Return the entries below verbatim. Pictures stay out.

[Data listing]
%%

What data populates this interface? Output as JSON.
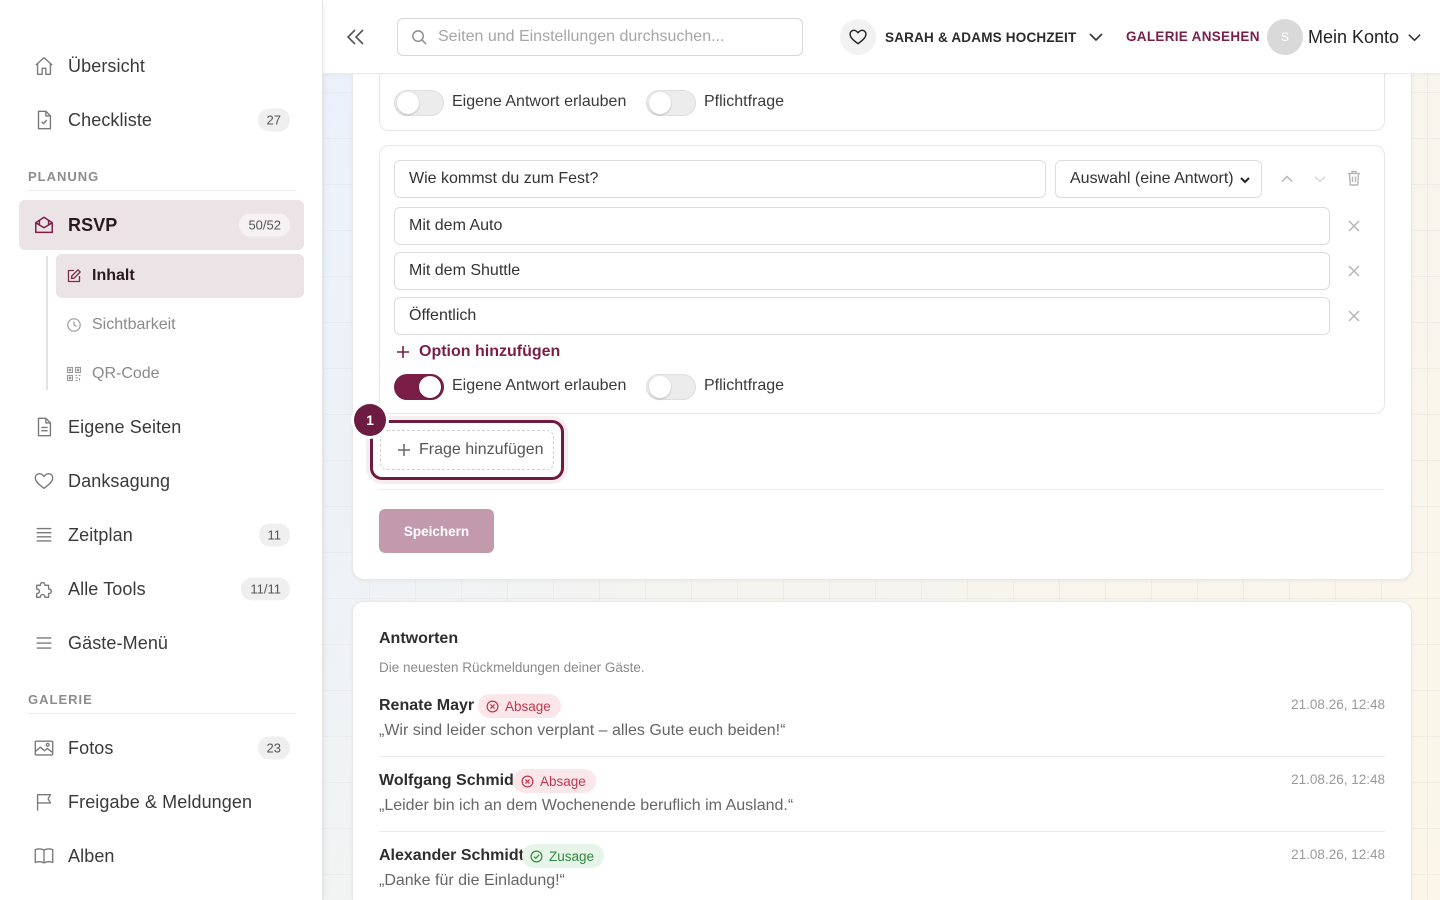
{
  "sidebar": {
    "items_top": [
      {
        "label": "Übersicht",
        "icon": "home-icon"
      },
      {
        "label": "Checkliste",
        "icon": "checklist-icon",
        "badge": "27"
      }
    ],
    "section_planning": "PLANUNG",
    "rsvp": {
      "label": "RSVP",
      "badge": "50/52",
      "icon": "envelope-icon"
    },
    "rsvp_sub": [
      {
        "label": "Inhalt",
        "icon": "edit-icon"
      },
      {
        "label": "Sichtbarkeit",
        "icon": "clock-icon"
      },
      {
        "label": "QR-Code",
        "icon": "qr-code-icon"
      }
    ],
    "items_planning": [
      {
        "label": "Eigene Seiten",
        "icon": "page-icon"
      },
      {
        "label": "Danksagung",
        "icon": "heart-icon"
      },
      {
        "label": "Zeitplan",
        "icon": "list-icon",
        "badge": "11"
      },
      {
        "label": "Alle Tools",
        "icon": "puzzle-icon",
        "badge": "11/11"
      },
      {
        "label": "Gäste-Menü",
        "icon": "menu-icon"
      }
    ],
    "section_gallery": "GALERIE",
    "items_gallery": [
      {
        "label": "Fotos",
        "icon": "image-icon",
        "badge": "23"
      },
      {
        "label": "Freigabe & Meldungen",
        "icon": "flag-icon"
      },
      {
        "label": "Alben",
        "icon": "book-icon"
      }
    ]
  },
  "topbar": {
    "search_placeholder": "Seiten und Einstellungen durchsuchen...",
    "event_name": "SARAH & ADAMS HOCHZEIT",
    "gallery_link": "GALERIE ANSEHEN",
    "account_initial": "S",
    "account_label": "Mein Konto"
  },
  "editor": {
    "prev_question_toggles": {
      "own_answer_label": "Eigene Antwort erlauben",
      "own_answer_on": false,
      "required_label": "Pflichtfrage",
      "required_on": false
    },
    "question": {
      "text": "Wie kommst du zum Fest?",
      "type": "Auswahl (eine Antwort)",
      "options": [
        "Mit dem Auto",
        "Mit dem Shuttle",
        "Öffentlich"
      ],
      "add_option_label": "Option hinzufügen",
      "own_answer_label": "Eigene Antwort erlauben",
      "own_answer_on": true,
      "required_label": "Pflichtfrage",
      "required_on": false
    },
    "add_question_label": "Frage hinzufügen",
    "step_number": "1",
    "save_label": "Speichern",
    "accent_color": "#7a1e48"
  },
  "responses": {
    "title": "Antworten",
    "subtitle": "Die neuesten Rückmeldungen deiner Gäste.",
    "items": [
      {
        "name": "Renate Mayr",
        "status": "Absage",
        "status_type": "negative",
        "time": "21.08.26, 12:48",
        "message": "„Wir sind leider schon verplant – alles Gute euch beiden!“"
      },
      {
        "name": "Wolfgang Schmid",
        "status": "Absage",
        "status_type": "negative",
        "time": "21.08.26, 12:48",
        "message": "„Leider bin ich an dem Wochenende beruflich im Ausland.“"
      },
      {
        "name": "Alexander Schmidt",
        "status": "Zusage",
        "status_type": "positive",
        "time": "21.08.26, 12:48",
        "message": "„Danke für die Einladung!“"
      }
    ]
  }
}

%%

# CORRECT OUTPUT
What data populates this interface? Output as JSON.
{
  "sidebar": {
    "items_top": [
      {
        "label": "Übersicht",
        "icon": "home-icon"
      },
      {
        "label": "Checkliste",
        "icon": "checklist-icon",
        "badge": "27"
      }
    ],
    "section_planning": "PLANUNG",
    "rsvp": {
      "label": "RSVP",
      "badge": "50/52",
      "icon": "envelope-icon"
    },
    "rsvp_sub": [
      {
        "label": "Inhalt",
        "icon": "edit-icon"
      },
      {
        "label": "Sichtbarkeit",
        "icon": "clock-icon"
      },
      {
        "label": "QR-Code",
        "icon": "qr-code-icon"
      }
    ],
    "items_planning": [
      {
        "label": "Eigene Seiten",
        "icon": "page-icon"
      },
      {
        "label": "Danksagung",
        "icon": "heart-icon"
      },
      {
        "label": "Zeitplan",
        "icon": "list-icon",
        "badge": "11"
      },
      {
        "label": "Alle Tools",
        "icon": "puzzle-icon",
        "badge": "11/11"
      },
      {
        "label": "Gäste-Menü",
        "icon": "menu-icon"
      }
    ],
    "section_gallery": "GALERIE",
    "items_gallery": [
      {
        "label": "Fotos",
        "icon": "image-icon",
        "badge": "23"
      },
      {
        "label": "Freigabe & Meldungen",
        "icon": "flag-icon"
      },
      {
        "label": "Alben",
        "icon": "book-icon"
      }
    ]
  },
  "topbar": {
    "search_placeholder": "Seiten und Einstellungen durchsuchen...",
    "event_name": "SARAH & ADAMS HOCHZEIT",
    "gallery_link": "GALERIE ANSEHEN",
    "account_initial": "S",
    "account_label": "Mein Konto"
  },
  "editor": {
    "prev_question_toggles": {
      "own_answer_label": "Eigene Antwort erlauben",
      "own_answer_on": false,
      "required_label": "Pflichtfrage",
      "required_on": false
    },
    "question": {
      "text": "Wie kommst du zum Fest?",
      "type": "Auswahl (eine Antwort)",
      "options": [
        "Mit dem Auto",
        "Mit dem Shuttle",
        "Öffentlich"
      ],
      "add_option_label": "Option hinzufügen",
      "own_answer_label": "Eigene Antwort erlauben",
      "own_answer_on": true,
      "required_label": "Pflichtfrage",
      "required_on": false
    },
    "add_question_label": "Frage hinzufügen",
    "step_number": "1",
    "save_label": "Speichern",
    "accent_color": "#7a1e48"
  },
  "responses": {
    "title": "Antworten",
    "subtitle": "Die neuesten Rückmeldungen deiner Gäste.",
    "items": [
      {
        "name": "Renate Mayr",
        "status": "Absage",
        "status_type": "negative",
        "time": "21.08.26, 12:48",
        "message": "„Wir sind leider schon verplant – alles Gute euch beiden!“"
      },
      {
        "name": "Wolfgang Schmid",
        "status": "Absage",
        "status_type": "negative",
        "time": "21.08.26, 12:48",
        "message": "„Leider bin ich an dem Wochenende beruflich im Ausland.“"
      },
      {
        "name": "Alexander Schmidt",
        "status": "Zusage",
        "status_type": "positive",
        "time": "21.08.26, 12:48",
        "message": "„Danke für die Einladung!“"
      }
    ]
  }
}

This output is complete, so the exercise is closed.